# START OF Input data

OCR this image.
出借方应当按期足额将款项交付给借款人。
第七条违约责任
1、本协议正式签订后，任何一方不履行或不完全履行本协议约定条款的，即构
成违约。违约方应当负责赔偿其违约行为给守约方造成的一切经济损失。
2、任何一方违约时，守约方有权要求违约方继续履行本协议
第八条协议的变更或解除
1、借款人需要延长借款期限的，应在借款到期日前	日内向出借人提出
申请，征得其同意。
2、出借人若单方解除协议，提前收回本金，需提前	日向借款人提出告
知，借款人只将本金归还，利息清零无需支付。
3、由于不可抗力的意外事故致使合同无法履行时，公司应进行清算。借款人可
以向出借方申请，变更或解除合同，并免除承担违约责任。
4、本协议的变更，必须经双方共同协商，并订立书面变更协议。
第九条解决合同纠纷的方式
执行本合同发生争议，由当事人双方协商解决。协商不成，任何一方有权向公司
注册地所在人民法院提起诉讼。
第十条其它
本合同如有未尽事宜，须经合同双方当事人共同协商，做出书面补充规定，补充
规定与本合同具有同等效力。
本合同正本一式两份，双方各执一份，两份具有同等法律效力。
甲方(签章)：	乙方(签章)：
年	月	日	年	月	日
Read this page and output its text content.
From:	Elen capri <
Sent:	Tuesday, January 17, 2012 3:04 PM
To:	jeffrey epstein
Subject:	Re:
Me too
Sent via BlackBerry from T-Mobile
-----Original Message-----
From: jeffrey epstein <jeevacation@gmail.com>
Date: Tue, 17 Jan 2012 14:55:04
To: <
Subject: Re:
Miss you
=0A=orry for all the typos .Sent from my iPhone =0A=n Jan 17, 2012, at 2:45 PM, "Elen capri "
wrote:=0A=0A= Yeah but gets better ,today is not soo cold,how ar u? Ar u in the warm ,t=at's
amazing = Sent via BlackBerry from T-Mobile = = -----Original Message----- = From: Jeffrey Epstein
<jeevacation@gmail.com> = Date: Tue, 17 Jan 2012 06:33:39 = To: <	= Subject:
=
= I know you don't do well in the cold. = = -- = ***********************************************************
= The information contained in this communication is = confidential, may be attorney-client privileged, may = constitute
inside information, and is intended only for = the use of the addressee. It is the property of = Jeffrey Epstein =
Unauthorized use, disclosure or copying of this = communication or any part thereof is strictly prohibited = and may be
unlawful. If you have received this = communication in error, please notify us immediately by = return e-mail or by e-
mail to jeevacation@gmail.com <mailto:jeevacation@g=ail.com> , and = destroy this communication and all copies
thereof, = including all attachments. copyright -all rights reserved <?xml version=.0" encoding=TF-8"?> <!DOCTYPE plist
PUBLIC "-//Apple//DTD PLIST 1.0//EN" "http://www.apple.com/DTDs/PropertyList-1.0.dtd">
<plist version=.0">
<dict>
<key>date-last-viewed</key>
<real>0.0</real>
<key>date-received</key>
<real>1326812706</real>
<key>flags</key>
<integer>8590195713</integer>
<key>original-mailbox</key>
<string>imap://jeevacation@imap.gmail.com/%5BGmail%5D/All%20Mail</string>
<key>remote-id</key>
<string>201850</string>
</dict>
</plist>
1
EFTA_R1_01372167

# END OF Input data

Every record shown above must be echoed exactly.

OCR this image.
出借方应当按期足额将款项交付给借款人。
第七条违约责任
1、本协议正式签订后，任何一方不履行或不完全履行本协议约定条款的，即构
成违约。违约方应当负责赔偿其违约行为给守约方造成的一切经济损失。
2、任何一方违约时，守约方有权要求违约方继续履行本协议
第八条协议的变更或解除
1、借款人需要延长借款期限的，应在借款到期日前	日内向出借人提出
申请，征得其同意。
2、出借人若单方解除协议，提前收回本金，需提前	日向借款人提出告
知，借款人只将本金归还，利息清零无需支付。
3、由于不可抗力的意外事故致使合同无法履行时，公司应进行清算。借款人可
以向出借方申请，变更或解除合同，并免除承担违约责任。
4、本协议的变更，必须经双方共同协商，并订立书面变更协议。
第九条解决合同纠纷的方式
执行本合同发生争议，由当事人双方协商解决。协商不成，任何一方有权向公司
注册地所在人民法院提起诉讼。
第十条其它
本合同如有未尽事宜，须经合同双方当事人共同协商，做出书面补充规定，补充
规定与本合同具有同等效力。
本合同正本一式两份，双方各执一份，两份具有同等法律效力。
甲方(签章)：	乙方(签章)：
年	月	日	年	月	日
Read this page and output its text content.
From:	Elen capri <
Sent:	Tuesday, January 17, 2012 3:04 PM
To:	jeffrey epstein
Subject:	Re:
Me too
Sent via BlackBerry from T-Mobile
-----Original Message-----
From: jeffrey epstein <jeevacation@gmail.com>
Date: Tue, 17 Jan 2012 14:55:04
To: <
Subject: Re:
Miss you
=0A=orry for all the typos .Sent from my iPhone =0A=n Jan 17, 2012, at 2:45 PM, "Elen capri "
wrote:=0A=0A= Yeah but gets better ,today is not soo cold,how ar u? Ar u in the warm ,t=at's
amazing = Sent via BlackBerry from T-Mobile = = -----Original Message----- = From: Jeffrey Epstein
<jeevacation@gmail.com> = Date: Tue, 17 Jan 2012 06:33:39 = To: <	= Subject:
=
= I know you don't do well in the cold. = = -- = ***********************************************************
= The information contained in this communication is = confidential, may be attorney-client privileged, may = constitute
inside information, and is intended only for = the use of the addressee. It is the property of = Jeffrey Epstein =
Unauthorized use, disclosure or copying of this = communication or any part thereof is strictly prohibited = and may be
unlawful. If you have received this = communication in error, please notify us immediately by = return e-mail or by e-
mail to jeevacation@gmail.com <mailto:jeevacation@g=ail.com> , and = destroy this communication and all copies
thereof, = including all attachments. copyright -all rights reserved <?xml version=.0" encoding=TF-8"?> <!DOCTYPE plist
PUBLIC "-//Apple//DTD PLIST 1.0//EN" "http://www.apple.com/DTDs/PropertyList-1.0.dtd">
<plist version=.0">
<dict>
<key>date-last-viewed</key>
<real>0.0</real>
<key>date-received</key>
<real>1326812706</real>
<key>flags</key>
<integer>8590195713</integer>
<key>original-mailbox</key>
<string>imap://jeevacation@imap.gmail.com/%5BGmail%5D/All%20Mail</string>
<key>remote-id</key>
<string>201850</string>
</dict>
</plist>
1
EFTA_R1_01372167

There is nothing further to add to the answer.